• **Data entries**:
-- -- --
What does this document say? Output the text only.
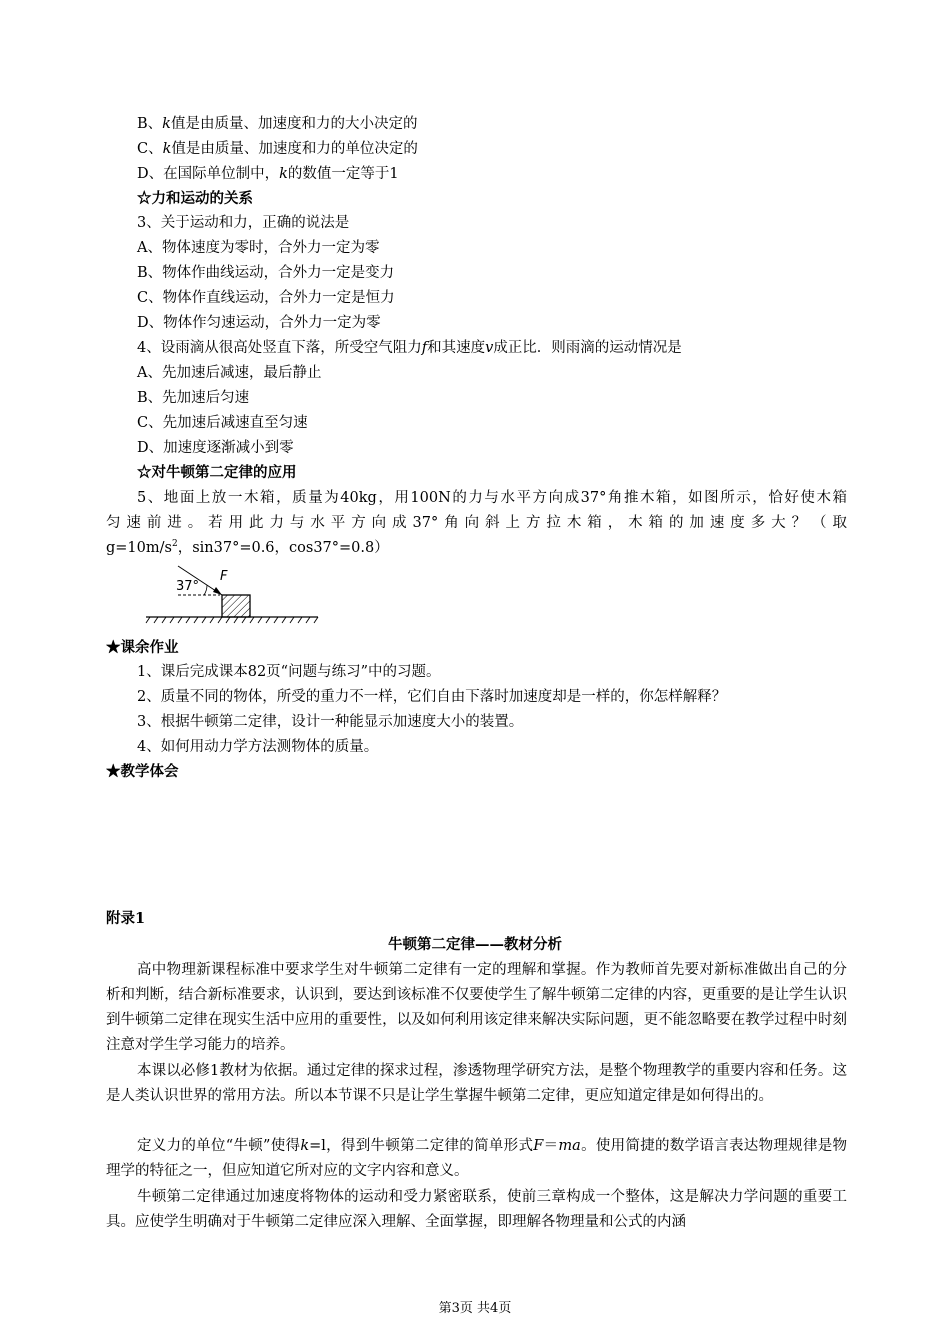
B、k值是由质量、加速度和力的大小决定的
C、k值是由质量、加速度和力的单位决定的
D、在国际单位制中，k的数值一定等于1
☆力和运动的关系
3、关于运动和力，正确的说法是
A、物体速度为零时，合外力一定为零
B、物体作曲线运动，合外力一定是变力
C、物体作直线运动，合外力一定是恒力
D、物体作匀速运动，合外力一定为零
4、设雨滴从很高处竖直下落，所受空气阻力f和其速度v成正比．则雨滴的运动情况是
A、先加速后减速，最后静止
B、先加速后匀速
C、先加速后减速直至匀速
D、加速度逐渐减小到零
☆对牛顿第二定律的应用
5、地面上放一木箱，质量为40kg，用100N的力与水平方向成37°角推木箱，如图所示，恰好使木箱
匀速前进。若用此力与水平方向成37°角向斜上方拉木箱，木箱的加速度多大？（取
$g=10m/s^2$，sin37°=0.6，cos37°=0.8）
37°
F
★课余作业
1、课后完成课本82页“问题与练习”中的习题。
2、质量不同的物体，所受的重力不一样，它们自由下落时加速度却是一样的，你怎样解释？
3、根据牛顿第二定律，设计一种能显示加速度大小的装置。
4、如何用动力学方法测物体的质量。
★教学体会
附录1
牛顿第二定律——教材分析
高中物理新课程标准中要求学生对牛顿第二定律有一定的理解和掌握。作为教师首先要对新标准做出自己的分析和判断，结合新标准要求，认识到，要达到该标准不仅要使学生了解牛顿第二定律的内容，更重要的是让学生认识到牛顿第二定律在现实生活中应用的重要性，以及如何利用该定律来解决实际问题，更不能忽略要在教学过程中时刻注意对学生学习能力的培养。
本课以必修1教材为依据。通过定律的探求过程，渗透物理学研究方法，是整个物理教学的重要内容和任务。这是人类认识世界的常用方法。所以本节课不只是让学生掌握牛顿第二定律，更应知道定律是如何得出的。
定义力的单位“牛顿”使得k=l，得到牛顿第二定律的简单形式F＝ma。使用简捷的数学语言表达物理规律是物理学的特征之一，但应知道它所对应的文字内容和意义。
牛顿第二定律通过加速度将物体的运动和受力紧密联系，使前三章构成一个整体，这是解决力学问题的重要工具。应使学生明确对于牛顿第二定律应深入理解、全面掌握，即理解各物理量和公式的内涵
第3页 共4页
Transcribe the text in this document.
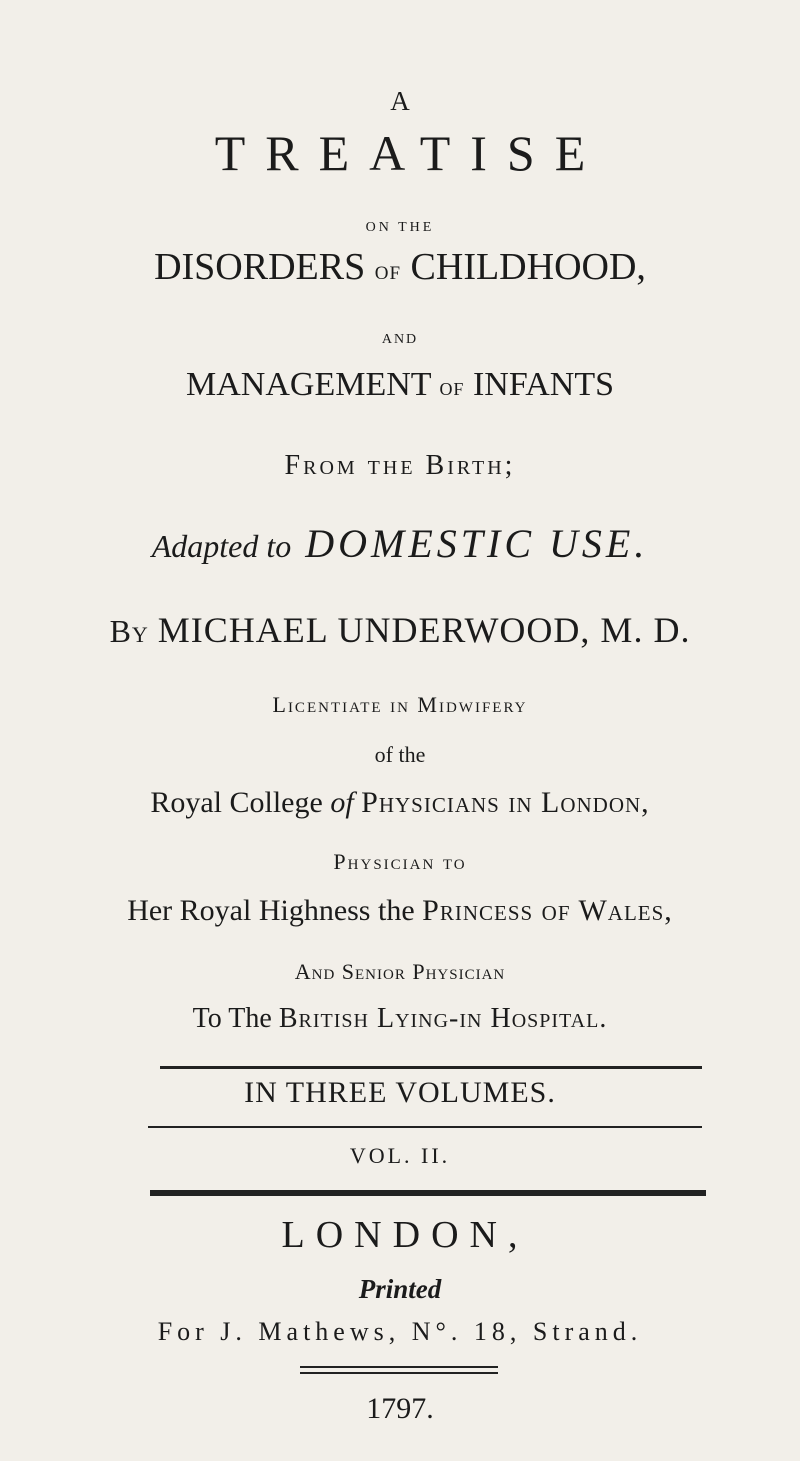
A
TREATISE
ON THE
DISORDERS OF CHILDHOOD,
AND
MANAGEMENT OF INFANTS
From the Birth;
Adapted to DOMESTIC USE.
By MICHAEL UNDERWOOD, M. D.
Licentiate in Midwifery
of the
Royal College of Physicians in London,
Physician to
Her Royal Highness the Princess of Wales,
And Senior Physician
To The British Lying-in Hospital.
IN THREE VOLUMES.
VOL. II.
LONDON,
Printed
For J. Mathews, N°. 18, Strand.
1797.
-- -- --
• **EXERCISE**: Copy every record above exactly, leaving out any pictures.

• **THE SOLUTION**:
What does this document say? Output the text only.
B、k值是由质量、加速度和力的大小决定的
C、k值是由质量、加速度和力的单位决定的
D、在国际单位制中，k的数值一定等于1
☆力和运动的关系
3、关于运动和力，正确的说法是
A、物体速度为零时，合外力一定为零
B、物体作曲线运动，合外力一定是变力
C、物体作直线运动，合外力一定是恒力
D、物体作匀速运动，合外力一定为零
4、设雨滴从很高处竖直下落，所受空气阻力f和其速度v成正比．则雨滴的运动情况是
A、先加速后减速，最后静止
B、先加速后匀速
C、先加速后减速直至匀速
D、加速度逐渐减小到零
☆对牛顿第二定律的应用
5、地面上放一木箱，质量为40kg，用100N的力与水平方向成37°角推木箱，如图所示，恰好使木箱
匀速前进。若用此力与水平方向成37°角向斜上方拉木箱，木箱的加速度多大？（取
$g=10m/s^2$，sin37°=0.6，cos37°=0.8）
37°
F
★课余作业
1、课后完成课本82页“问题与练习”中的习题。
2、质量不同的物体，所受的重力不一样，它们自由下落时加速度却是一样的，你怎样解释？
3、根据牛顿第二定律，设计一种能显示加速度大小的装置。
4、如何用动力学方法测物体的质量。
★教学体会
附录1
牛顿第二定律——教材分析
高中物理新课程标准中要求学生对牛顿第二定律有一定的理解和掌握。作为教师首先要对新标准做出自己的分析和判断，结合新标准要求，认识到，要达到该标准不仅要使学生了解牛顿第二定律的内容，更重要的是让学生认识到牛顿第二定律在现实生活中应用的重要性，以及如何利用该定律来解决实际问题，更不能忽略要在教学过程中时刻注意对学生学习能力的培养。
本课以必修1教材为依据。通过定律的探求过程，渗透物理学研究方法，是整个物理教学的重要内容和任务。这是人类认识世界的常用方法。所以本节课不只是让学生掌握牛顿第二定律，更应知道定律是如何得出的。
定义力的单位“牛顿”使得k=l，得到牛顿第二定律的简单形式F＝ma。使用简捷的数学语言表达物理规律是物理学的特征之一，但应知道它所对应的文字内容和意义。
牛顿第二定律通过加速度将物体的运动和受力紧密联系，使前三章构成一个整体，这是解决力学问题的重要工具。应使学生明确对于牛顿第二定律应深入理解、全面掌握，即理解各物理量和公式的内涵
第3页 共4页
Transcribe the text in this document.
A
TREATISE
ON THE
DISORDERS OF CHILDHOOD,
AND
MANAGEMENT OF INFANTS
From the Birth;
Adapted to DOMESTIC USE.
By MICHAEL UNDERWOOD, M. D.
Licentiate in Midwifery
of the
Royal College of Physicians in London,
Physician to
Her Royal Highness the Princess of Wales,
And Senior Physician
To The British Lying-in Hospital.
IN THREE VOLUMES.
VOL. II.
LONDON,
Printed
For J. Mathews, N°. 18, Strand.
1797.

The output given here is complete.